**EXERCISE A:** Return the passage of the GCC commit notice between "commit r11-10807-gd7d25bcfbd5ee5ef17fabeb67ad5e093cd975a36" and "of the comments.", inclusive, copied word for word.
**EXERCISE B:** In the GCC commit notice, on what kind of system were both 32-bit and 64-bit code generation tested?

**** READING PASSAGE ****

Comment 9 GCC Commits 2023-05-22 15:18:19 UTC

The releases/gcc-11 branch has been updated by Michael Meissner <meissner@gcc.gnu.org>:

https://gcc.gnu.org/g:d7d25bcfbd5ee5ef17fabeb67ad5e093cd975a36

commit r11-10807-gd7d25bcfbd5ee5ef17fabeb67ad5e093cd975a36
Author: Michael Meissner <meissner@linux.ibm.com>
Date:   Mon May 22 11:17:01 2023 -0400

    Do not generate vmaddfp and vnmsubfp
    
    This is version 3 of the patch.  This is essentially version 1 with the removal
    of changes to altivec.md, and cleanup of the comments.
    
    Version 2 generated the vmaddfp and vnmsubfp instructions if -Ofast was used,
    and those changes are deleted in this patch.
    
    The Altivec instructions vmaddfp and vnmsubfp have different rounding behaviors
    than the VSX xvmaddsp and xvnmsubsp instructions.  In particular, generating
    these instructions seems to break Eigen on big endian systems.
    
    I have done bootstrap builds on power9 little endian (with both IEEE long
    double and IBM long double).  I have also done the builds and test on a power8
    big endian system (testing both 32-bit and 64-bit code generation).  Chip has
    verified that it fixes the problem that Eigen encountered.  Can I check this
    into the master GCC branch?  After a burn-in period, can I check this patch
    into the active GCC branches?
    
    Thanks in advance.

**** AVAILABLE DATA ****

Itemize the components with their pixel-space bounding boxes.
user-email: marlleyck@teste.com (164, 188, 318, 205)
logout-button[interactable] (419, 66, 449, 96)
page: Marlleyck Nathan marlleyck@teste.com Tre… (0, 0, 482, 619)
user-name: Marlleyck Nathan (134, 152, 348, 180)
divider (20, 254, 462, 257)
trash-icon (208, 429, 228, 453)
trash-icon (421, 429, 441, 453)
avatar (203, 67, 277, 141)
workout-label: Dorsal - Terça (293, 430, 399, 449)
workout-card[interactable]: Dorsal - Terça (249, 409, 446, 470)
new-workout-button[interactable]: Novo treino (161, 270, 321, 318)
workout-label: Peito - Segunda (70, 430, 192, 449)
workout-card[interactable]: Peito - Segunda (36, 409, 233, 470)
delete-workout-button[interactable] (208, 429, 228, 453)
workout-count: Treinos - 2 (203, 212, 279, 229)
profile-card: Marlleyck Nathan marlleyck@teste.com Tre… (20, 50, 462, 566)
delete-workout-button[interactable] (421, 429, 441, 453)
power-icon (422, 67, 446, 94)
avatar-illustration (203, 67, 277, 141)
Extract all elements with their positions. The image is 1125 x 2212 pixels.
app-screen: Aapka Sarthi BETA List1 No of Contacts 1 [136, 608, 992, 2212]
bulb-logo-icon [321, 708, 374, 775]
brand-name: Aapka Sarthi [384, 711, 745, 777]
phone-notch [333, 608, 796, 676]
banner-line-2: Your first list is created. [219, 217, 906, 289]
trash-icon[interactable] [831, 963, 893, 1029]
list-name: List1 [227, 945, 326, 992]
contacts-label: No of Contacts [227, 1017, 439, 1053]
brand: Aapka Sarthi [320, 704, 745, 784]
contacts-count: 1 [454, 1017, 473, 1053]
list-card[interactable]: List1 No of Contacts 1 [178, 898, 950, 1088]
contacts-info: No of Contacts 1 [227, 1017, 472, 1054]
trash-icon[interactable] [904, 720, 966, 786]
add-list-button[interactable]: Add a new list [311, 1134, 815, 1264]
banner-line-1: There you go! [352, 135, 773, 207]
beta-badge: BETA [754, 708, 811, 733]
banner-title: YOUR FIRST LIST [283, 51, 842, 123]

****

**TASK RESPONSE A:**
commit r11-10807-gd7d25bcfbd5ee5ef17fabeb67ad5e093cd975a36
Author: Michael Meissner <meissner@linux.ibm.com>
Date:   Mon May 22 11:17:01 2023 -0400

    Do not generate vmaddfp and vnmsubfp
    
    This is version 3 of the patch.  This is essentially version 1 with the removal
    of changes to altivec.md, and cleanup of the comments.

**TASK RESPONSE B:** A power8 big endian system.